What to work on: Only the lines holding the string "offset" are needed. Copy each one.

Dataset rows:
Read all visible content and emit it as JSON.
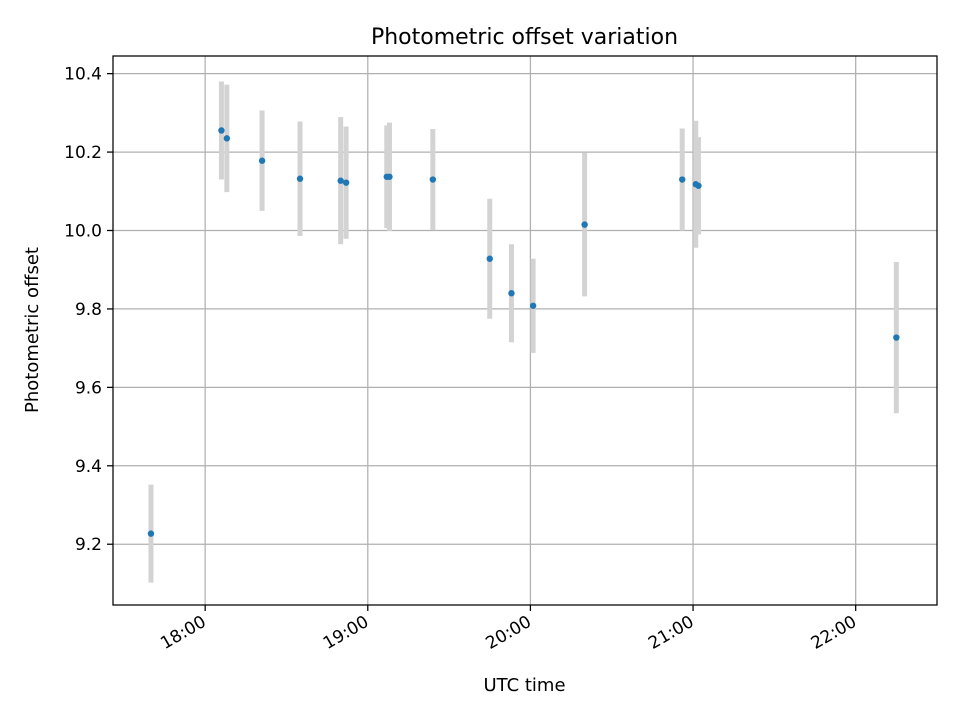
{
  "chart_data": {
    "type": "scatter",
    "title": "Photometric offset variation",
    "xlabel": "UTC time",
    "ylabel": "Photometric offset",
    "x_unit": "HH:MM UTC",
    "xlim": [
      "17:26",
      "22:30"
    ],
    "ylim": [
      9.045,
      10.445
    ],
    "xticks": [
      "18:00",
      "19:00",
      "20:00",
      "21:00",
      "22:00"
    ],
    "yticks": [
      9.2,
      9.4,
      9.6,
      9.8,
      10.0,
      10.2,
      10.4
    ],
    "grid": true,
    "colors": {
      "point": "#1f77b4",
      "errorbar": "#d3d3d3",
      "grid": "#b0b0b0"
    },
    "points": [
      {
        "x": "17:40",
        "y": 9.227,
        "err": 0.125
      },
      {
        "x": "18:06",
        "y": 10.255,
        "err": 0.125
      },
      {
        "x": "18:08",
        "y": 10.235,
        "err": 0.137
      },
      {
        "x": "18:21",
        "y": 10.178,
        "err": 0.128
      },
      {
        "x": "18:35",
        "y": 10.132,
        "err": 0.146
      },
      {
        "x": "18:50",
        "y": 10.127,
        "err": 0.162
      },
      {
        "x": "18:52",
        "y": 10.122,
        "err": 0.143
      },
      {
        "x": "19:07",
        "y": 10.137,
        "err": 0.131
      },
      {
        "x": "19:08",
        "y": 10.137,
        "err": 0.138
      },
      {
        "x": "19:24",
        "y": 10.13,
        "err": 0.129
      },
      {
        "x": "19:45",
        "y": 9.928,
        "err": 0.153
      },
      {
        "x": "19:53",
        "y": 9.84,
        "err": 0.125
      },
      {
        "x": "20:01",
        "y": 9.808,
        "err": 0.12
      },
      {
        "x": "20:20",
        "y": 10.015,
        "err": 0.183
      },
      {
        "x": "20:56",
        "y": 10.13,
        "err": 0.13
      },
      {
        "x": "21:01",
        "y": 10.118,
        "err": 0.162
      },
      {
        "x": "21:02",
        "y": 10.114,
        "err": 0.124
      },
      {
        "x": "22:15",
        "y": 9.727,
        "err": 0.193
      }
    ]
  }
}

--

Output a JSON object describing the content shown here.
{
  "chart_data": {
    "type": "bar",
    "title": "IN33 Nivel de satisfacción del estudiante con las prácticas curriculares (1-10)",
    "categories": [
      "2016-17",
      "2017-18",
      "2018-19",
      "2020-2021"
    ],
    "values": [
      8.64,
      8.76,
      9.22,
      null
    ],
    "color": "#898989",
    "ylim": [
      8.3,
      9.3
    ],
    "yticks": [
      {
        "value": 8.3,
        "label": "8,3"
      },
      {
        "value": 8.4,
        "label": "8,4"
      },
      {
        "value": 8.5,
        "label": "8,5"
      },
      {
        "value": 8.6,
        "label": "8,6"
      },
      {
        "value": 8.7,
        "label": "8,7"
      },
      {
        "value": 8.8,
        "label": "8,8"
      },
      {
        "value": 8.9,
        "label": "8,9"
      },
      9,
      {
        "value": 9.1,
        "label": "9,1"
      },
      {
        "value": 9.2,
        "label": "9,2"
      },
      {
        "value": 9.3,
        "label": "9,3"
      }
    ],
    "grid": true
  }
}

...

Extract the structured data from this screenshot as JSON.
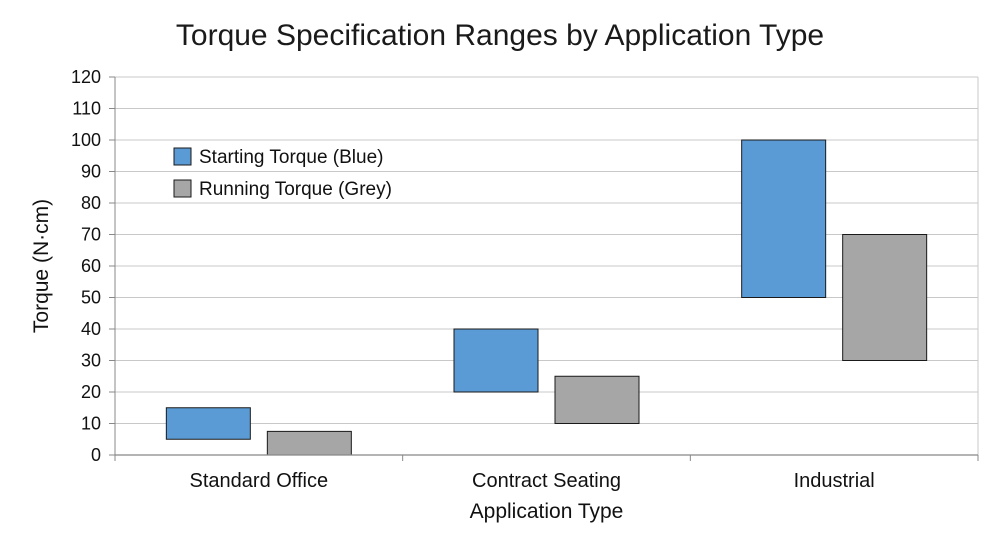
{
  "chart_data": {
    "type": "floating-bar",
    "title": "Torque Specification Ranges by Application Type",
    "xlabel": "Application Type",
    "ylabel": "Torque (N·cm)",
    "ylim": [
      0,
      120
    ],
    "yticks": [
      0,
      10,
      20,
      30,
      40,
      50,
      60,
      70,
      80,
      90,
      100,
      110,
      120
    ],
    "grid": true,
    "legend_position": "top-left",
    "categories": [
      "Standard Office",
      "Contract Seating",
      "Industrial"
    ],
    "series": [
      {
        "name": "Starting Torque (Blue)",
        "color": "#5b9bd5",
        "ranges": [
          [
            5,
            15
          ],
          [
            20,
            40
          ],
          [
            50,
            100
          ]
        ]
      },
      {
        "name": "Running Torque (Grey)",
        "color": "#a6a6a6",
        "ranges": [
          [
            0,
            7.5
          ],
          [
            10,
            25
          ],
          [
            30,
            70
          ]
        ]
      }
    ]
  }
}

Output for this exercise:
    "title": "Photometric offset variation",
    "ylabel": "Photometric offset",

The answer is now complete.